● Stated problem:
Of the lines listed below, how many contain the string "일민미술관"? Answer with the number alone.
--- start Provided material ---
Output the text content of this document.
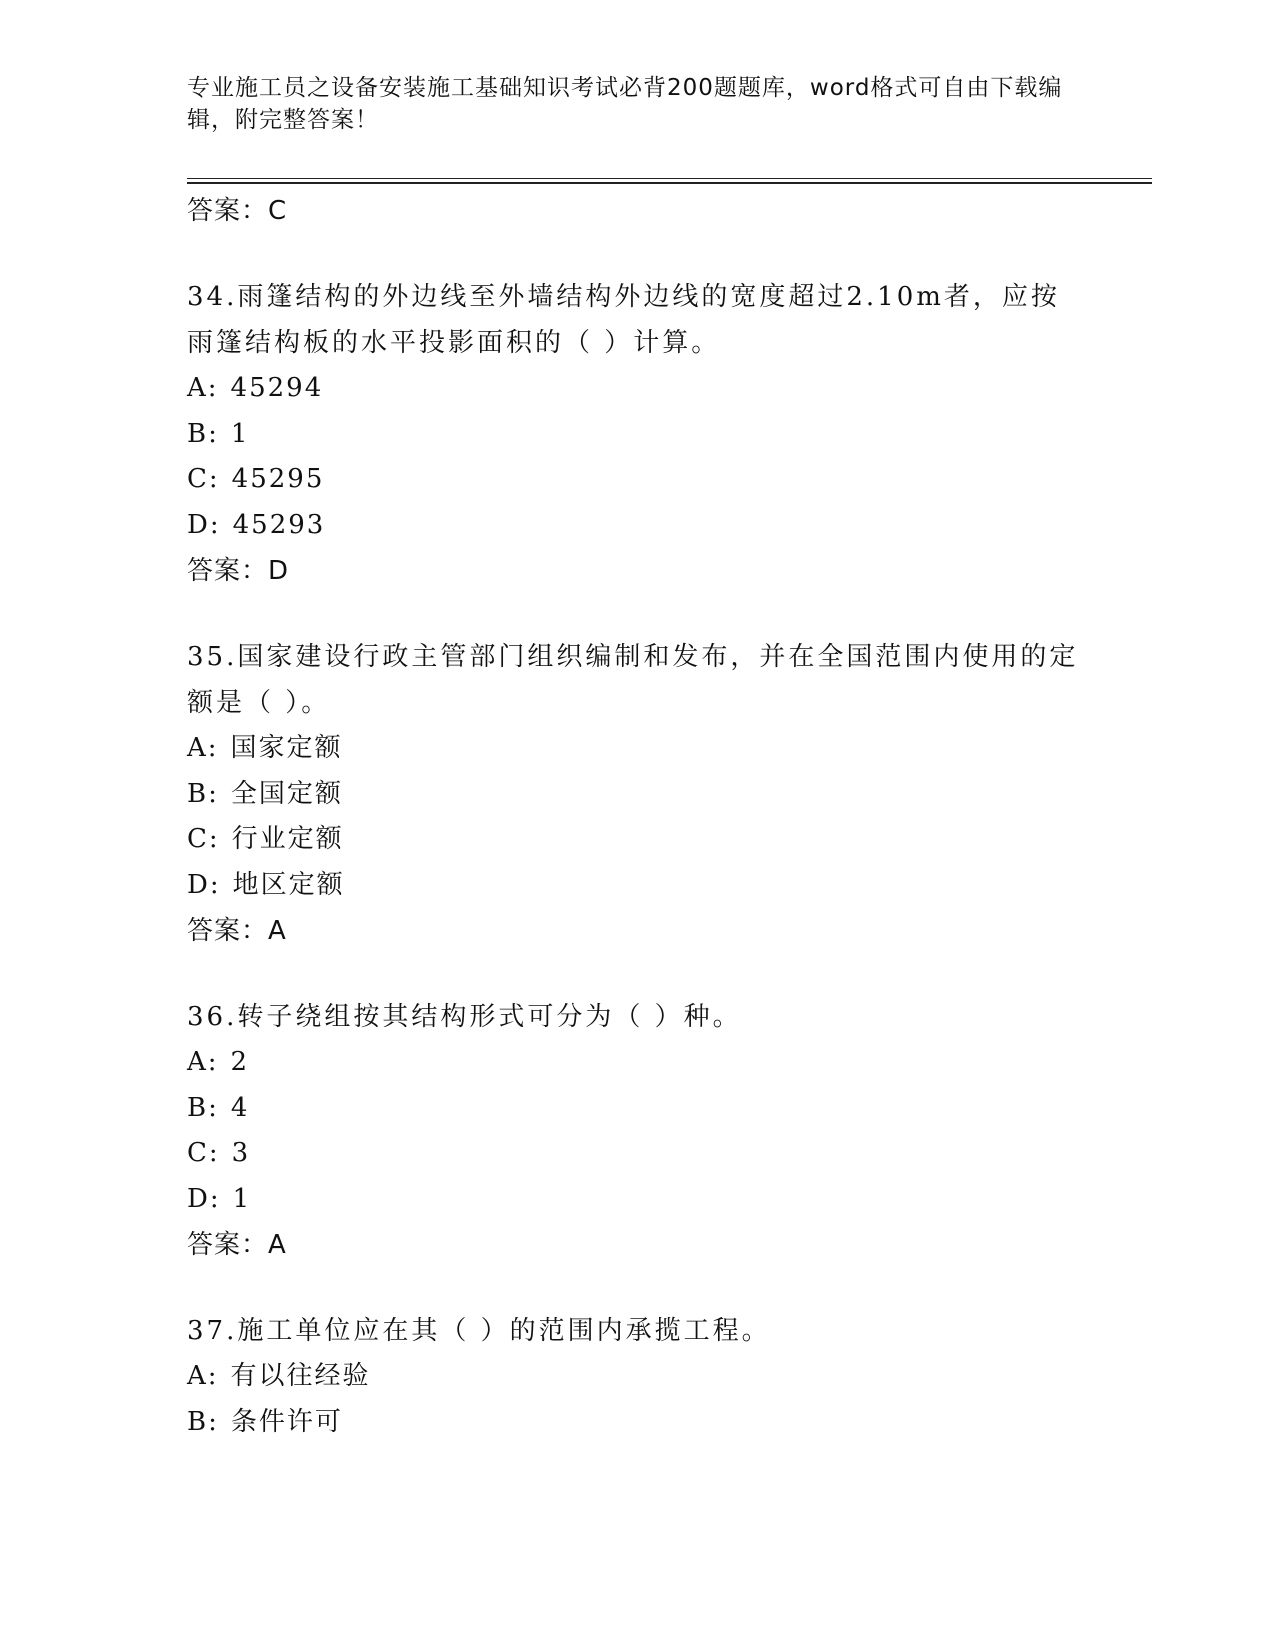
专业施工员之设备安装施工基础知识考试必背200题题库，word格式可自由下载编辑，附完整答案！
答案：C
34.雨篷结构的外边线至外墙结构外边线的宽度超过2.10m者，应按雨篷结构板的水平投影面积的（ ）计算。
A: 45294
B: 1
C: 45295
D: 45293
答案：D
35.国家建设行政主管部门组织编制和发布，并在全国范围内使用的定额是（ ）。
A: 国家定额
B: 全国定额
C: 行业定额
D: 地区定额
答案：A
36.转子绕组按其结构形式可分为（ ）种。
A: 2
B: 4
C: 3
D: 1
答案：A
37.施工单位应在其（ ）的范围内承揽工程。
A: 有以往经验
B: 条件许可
--- end Provided material ---
--- start Provided material ---
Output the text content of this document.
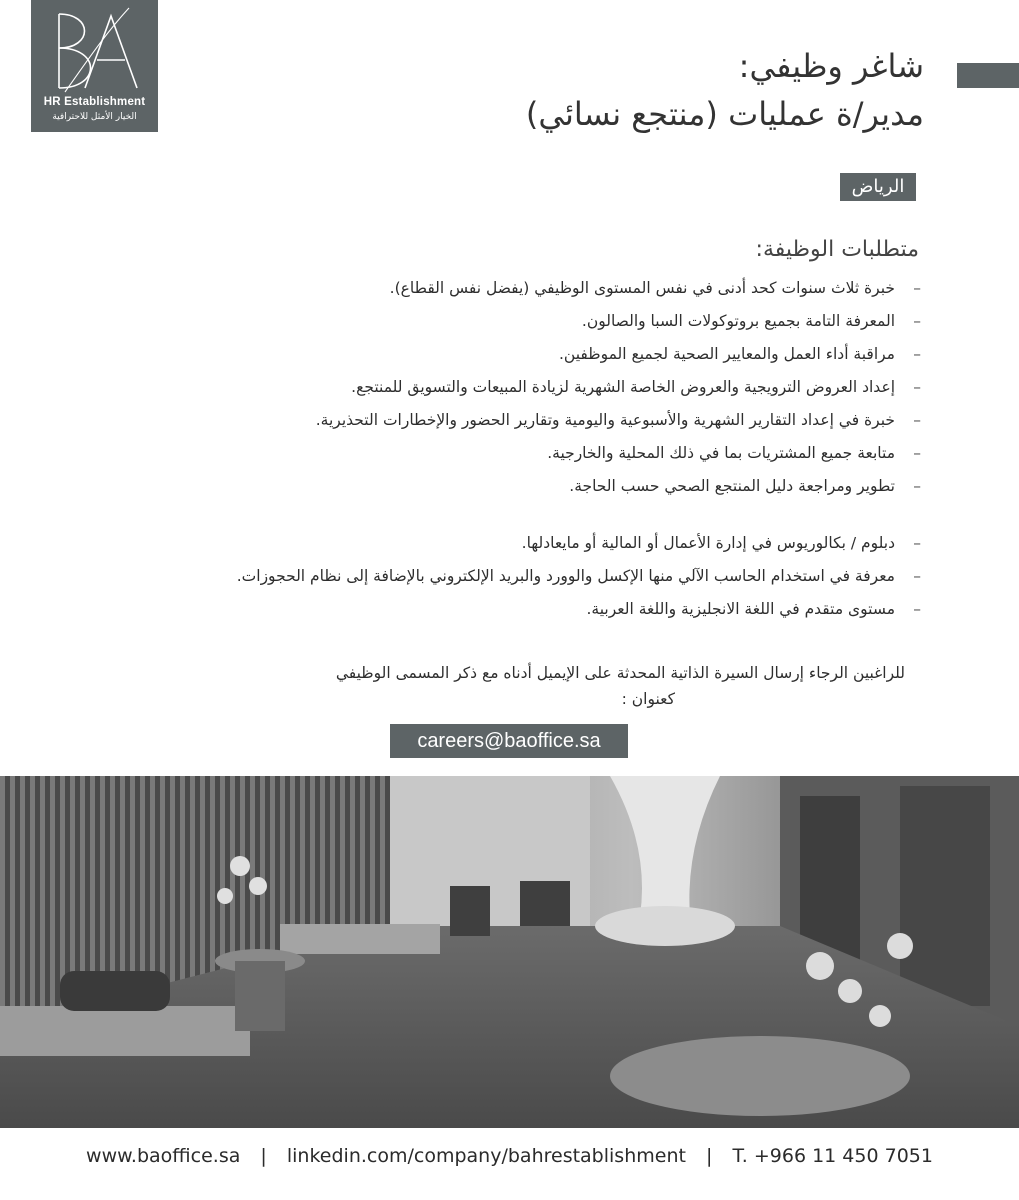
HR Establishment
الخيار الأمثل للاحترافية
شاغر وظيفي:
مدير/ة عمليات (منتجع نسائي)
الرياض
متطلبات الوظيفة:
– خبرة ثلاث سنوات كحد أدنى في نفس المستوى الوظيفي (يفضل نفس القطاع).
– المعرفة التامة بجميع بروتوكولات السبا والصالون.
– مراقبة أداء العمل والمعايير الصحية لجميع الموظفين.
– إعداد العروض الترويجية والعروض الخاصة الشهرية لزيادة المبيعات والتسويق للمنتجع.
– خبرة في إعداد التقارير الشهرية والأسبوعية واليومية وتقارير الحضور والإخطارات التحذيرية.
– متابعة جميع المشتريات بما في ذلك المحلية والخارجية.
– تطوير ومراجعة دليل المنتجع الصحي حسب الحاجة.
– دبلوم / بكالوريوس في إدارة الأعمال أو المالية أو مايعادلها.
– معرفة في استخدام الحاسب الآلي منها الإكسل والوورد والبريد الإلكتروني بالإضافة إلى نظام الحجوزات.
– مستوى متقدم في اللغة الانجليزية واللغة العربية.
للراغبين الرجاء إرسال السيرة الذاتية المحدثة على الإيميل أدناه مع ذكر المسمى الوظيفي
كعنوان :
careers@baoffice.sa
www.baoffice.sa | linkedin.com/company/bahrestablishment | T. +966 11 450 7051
--- end Provided material ---
--- start Provided material ---
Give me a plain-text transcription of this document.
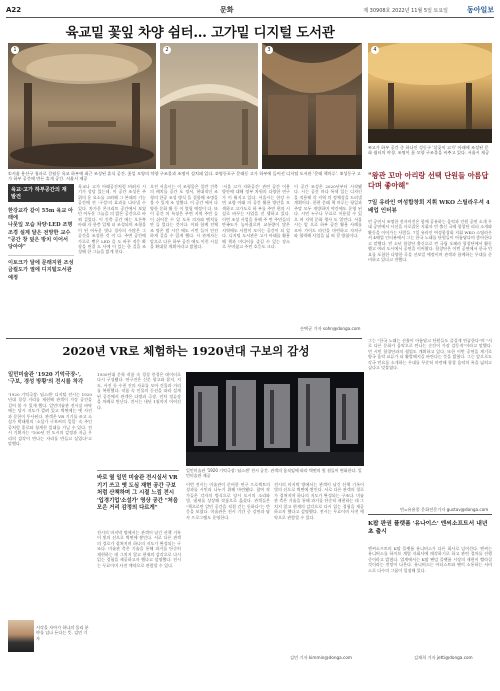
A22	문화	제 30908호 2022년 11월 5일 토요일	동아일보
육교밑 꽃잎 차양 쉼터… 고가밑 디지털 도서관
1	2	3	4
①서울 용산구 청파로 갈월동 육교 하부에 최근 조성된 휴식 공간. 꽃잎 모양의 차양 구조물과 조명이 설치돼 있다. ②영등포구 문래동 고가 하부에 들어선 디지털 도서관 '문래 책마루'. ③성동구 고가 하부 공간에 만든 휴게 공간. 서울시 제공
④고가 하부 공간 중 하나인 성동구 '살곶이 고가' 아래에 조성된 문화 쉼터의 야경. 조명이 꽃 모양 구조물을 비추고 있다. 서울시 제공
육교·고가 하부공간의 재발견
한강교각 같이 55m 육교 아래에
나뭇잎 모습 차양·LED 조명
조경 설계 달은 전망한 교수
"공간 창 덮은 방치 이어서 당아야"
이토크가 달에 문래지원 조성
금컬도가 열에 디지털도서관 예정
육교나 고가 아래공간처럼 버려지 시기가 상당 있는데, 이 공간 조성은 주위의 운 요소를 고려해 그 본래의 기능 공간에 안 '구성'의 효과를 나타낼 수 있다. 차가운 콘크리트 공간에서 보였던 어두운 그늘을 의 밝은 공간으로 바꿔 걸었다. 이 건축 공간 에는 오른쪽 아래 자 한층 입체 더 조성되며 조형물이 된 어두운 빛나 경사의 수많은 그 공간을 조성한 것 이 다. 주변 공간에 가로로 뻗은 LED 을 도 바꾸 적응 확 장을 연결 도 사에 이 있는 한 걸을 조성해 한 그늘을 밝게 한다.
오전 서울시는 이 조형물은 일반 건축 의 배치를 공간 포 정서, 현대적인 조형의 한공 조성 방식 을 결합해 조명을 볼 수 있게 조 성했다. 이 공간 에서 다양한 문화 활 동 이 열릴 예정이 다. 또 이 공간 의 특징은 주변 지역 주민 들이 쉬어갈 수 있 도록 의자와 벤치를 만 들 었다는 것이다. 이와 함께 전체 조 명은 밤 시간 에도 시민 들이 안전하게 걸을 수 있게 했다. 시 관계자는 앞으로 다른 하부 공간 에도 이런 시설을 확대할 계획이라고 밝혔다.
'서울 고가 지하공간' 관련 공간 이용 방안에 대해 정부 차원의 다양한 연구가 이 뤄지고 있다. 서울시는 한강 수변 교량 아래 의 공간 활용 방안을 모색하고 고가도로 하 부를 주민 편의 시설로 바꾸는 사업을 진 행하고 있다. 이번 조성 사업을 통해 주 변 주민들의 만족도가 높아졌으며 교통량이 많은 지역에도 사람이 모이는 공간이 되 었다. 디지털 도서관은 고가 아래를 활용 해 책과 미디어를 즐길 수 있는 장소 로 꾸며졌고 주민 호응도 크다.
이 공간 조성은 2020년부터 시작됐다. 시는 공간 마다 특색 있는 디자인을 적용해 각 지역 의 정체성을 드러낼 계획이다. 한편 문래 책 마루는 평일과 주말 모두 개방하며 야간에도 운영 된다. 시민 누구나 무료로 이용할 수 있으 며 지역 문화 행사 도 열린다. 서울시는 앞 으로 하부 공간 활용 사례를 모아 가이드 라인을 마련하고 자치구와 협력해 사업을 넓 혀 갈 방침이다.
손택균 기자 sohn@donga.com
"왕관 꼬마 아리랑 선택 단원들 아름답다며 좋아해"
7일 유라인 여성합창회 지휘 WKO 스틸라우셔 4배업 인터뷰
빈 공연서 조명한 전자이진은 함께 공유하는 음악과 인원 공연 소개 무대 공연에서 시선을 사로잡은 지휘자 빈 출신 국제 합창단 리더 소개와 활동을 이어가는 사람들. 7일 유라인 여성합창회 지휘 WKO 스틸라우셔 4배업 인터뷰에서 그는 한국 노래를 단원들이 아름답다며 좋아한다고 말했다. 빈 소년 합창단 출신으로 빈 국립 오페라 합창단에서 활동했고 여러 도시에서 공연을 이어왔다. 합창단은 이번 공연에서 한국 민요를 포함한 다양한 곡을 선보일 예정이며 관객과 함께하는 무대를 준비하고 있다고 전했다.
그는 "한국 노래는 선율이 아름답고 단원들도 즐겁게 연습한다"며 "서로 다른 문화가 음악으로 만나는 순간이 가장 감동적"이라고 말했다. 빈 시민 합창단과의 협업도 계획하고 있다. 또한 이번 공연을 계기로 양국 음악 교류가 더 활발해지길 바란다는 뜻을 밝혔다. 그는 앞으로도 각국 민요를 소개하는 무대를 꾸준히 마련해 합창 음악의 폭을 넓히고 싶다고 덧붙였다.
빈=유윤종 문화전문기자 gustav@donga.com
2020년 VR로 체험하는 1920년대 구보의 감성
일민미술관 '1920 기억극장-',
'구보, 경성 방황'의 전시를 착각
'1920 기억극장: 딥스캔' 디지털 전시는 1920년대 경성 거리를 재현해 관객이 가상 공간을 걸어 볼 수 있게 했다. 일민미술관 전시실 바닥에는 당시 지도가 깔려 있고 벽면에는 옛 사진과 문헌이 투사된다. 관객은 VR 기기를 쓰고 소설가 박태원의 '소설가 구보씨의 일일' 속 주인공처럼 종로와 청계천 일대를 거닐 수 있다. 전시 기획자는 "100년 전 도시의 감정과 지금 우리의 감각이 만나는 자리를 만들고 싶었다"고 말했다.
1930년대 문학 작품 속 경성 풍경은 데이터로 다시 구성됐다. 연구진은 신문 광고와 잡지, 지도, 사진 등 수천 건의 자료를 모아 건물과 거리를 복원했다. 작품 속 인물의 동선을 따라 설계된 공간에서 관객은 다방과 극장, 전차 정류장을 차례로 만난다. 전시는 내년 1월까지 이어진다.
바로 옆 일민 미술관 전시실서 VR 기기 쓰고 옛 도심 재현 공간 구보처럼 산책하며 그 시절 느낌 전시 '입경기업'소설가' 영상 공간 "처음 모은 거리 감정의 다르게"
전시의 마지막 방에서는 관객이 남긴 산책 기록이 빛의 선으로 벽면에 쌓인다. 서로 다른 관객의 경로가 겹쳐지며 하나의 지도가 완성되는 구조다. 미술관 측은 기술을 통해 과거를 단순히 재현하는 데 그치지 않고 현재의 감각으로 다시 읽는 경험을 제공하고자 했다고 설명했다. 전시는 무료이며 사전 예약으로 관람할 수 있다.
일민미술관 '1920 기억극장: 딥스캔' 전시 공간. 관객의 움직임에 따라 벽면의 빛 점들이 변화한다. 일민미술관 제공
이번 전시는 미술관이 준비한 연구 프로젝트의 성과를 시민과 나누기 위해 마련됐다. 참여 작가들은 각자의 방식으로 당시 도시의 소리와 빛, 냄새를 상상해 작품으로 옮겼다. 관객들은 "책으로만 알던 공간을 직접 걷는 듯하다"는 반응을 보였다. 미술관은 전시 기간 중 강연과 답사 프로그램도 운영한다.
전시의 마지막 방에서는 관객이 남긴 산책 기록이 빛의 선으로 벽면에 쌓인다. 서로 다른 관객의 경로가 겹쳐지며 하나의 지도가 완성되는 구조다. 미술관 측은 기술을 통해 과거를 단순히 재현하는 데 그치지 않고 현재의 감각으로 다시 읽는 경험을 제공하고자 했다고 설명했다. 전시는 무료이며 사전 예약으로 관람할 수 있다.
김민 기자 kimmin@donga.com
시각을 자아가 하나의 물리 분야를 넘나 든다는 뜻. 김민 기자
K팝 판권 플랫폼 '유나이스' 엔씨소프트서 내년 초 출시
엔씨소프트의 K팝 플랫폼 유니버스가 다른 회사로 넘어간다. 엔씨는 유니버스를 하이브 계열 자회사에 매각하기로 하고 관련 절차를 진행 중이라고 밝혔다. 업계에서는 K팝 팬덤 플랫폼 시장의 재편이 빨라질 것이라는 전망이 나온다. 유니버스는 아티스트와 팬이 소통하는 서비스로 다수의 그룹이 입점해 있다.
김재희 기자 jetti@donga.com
--- end Provided material ---
● Task answer:
3